# Work to be completed
Send back all the data below, exactly as given.
---*---
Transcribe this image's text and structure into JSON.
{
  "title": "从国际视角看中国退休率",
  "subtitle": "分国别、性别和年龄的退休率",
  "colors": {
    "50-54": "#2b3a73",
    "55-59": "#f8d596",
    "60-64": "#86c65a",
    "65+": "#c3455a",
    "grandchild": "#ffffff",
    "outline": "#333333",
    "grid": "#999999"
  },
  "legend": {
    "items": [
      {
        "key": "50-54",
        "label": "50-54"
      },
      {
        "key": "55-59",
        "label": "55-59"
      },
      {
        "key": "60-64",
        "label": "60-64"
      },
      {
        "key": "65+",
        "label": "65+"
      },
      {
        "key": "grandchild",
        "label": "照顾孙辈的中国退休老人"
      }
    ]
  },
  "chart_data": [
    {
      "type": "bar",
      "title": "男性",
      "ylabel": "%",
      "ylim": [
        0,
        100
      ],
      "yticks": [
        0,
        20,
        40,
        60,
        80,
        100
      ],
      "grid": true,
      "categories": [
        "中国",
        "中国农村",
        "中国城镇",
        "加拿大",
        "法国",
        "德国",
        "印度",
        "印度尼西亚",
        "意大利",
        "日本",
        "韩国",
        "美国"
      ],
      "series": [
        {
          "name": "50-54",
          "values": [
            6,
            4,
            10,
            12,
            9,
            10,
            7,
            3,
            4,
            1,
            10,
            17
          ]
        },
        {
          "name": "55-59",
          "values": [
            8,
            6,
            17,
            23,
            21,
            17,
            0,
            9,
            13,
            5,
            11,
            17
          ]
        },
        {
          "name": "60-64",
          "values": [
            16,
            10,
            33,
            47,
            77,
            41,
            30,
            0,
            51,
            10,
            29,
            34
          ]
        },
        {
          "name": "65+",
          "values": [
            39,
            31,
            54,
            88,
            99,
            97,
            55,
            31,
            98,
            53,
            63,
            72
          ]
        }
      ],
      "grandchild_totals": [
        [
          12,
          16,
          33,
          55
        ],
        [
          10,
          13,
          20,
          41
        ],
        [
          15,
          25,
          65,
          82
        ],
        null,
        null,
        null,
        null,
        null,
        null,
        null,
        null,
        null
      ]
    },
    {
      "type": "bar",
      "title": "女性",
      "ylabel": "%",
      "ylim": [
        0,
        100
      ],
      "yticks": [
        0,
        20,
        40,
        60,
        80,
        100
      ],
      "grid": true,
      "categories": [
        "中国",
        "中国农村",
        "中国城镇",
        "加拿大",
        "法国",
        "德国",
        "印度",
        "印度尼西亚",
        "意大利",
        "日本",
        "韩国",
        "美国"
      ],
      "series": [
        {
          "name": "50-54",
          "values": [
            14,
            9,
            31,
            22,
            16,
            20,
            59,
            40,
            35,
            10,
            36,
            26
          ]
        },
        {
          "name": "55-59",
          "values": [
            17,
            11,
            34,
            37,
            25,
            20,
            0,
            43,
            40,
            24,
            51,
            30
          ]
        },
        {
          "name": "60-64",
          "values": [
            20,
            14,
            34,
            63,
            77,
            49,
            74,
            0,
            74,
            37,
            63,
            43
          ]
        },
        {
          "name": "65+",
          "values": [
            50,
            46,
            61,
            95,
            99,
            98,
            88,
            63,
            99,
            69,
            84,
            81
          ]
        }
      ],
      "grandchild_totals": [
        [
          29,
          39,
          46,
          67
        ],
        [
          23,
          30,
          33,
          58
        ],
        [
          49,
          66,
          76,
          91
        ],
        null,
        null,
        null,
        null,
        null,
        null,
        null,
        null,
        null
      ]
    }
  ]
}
---*---
# Solution for this task
Transcribe this image's text and structure into JSON.
{
  "title": "从国际视角看中国退休率",
  "subtitle": "分国别、性别和年龄的退休率",
  "colors": {
    "50-54": "#2b3a73",
    "55-59": "#f8d596",
    "60-64": "#86c65a",
    "65+": "#c3455a",
    "grandchild": "#ffffff",
    "outline": "#333333",
    "grid": "#999999"
  },
  "legend": {
    "items": [
      {
        "key": "50-54",
        "label": "50-54"
      },
      {
        "key": "55-59",
        "label": "55-59"
      },
      {
        "key": "60-64",
        "label": "60-64"
      },
      {
        "key": "65+",
        "label": "65+"
      },
      {
        "key": "grandchild",
        "label": "照顾孙辈的中国退休老人"
      }
    ]
  },
  "chart_data": [
    {
      "type": "bar",
      "title": "男性",
      "ylabel": "%",
      "ylim": [
        0,
        100
      ],
      "yticks": [
        0,
        20,
        40,
        60,
        80,
        100
      ],
      "grid": true,
      "categories": [
        "中国",
        "中国农村",
        "中国城镇",
        "加拿大",
        "法国",
        "德国",
        "印度",
        "印度尼西亚",
        "意大利",
        "日本",
        "韩国",
        "美国"
      ],
      "series": [
        {
          "name": "50-54",
          "values": [
            6,
            4,
            10,
            12,
            9,
            10,
            7,
            3,
            4,
            1,
            10,
            17
          ]
        },
        {
          "name": "55-59",
          "values": [
            8,
            6,
            17,
            23,
            21,
            17,
            0,
            9,
            13,
            5,
            11,
            17
          ]
        },
        {
          "name": "60-64",
          "values": [
            16,
            10,
            33,
            47,
            77,
            41,
            30,
            0,
            51,
            10,
            29,
            34
          ]
        },
        {
          "name": "65+",
          "values": [
            39,
            31,
            54,
            88,
            99,
            97,
            55,
            31,
            98,
            53,
            63,
            72
          ]
        }
      ],
      "grandchild_totals": [
        [
          12,
          16,
          33,
          55
        ],
        [
          10,
          13,
          20,
          41
        ],
        [
          15,
          25,
          65,
          82
        ],
        null,
        null,
        null,
        null,
        null,
        null,
        null,
        null,
        null
      ]
    },
    {
      "type": "bar",
      "title": "女性",
      "ylabel": "%",
      "ylim": [
        0,
        100
      ],
      "yticks": [
        0,
        20,
        40,
        60,
        80,
        100
      ],
      "grid": true,
      "categories": [
        "中国",
        "中国农村",
        "中国城镇",
        "加拿大",
        "法国",
        "德国",
        "印度",
        "印度尼西亚",
        "意大利",
        "日本",
        "韩国",
        "美国"
      ],
      "series": [
        {
          "name": "50-54",
          "values": [
            14,
            9,
            31,
            22,
            16,
            20,
            59,
            40,
            35,
            10,
            36,
            26
          ]
        },
        {
          "name": "55-59",
          "values": [
            17,
            11,
            34,
            37,
            25,
            20,
            0,
            43,
            40,
            24,
            51,
            30
          ]
        },
        {
          "name": "60-64",
          "values": [
            20,
            14,
            34,
            63,
            77,
            49,
            74,
            0,
            74,
            37,
            63,
            43
          ]
        },
        {
          "name": "65+",
          "values": [
            50,
            46,
            61,
            95,
            99,
            98,
            88,
            63,
            99,
            69,
            84,
            81
          ]
        }
      ],
      "grandchild_totals": [
        [
          29,
          39,
          46,
          67
        ],
        [
          23,
          30,
          33,
          58
        ],
        [
          49,
          66,
          76,
          91
        ],
        null,
        null,
        null,
        null,
        null,
        null,
        null,
        null,
        null
      ]
    }
  ]
}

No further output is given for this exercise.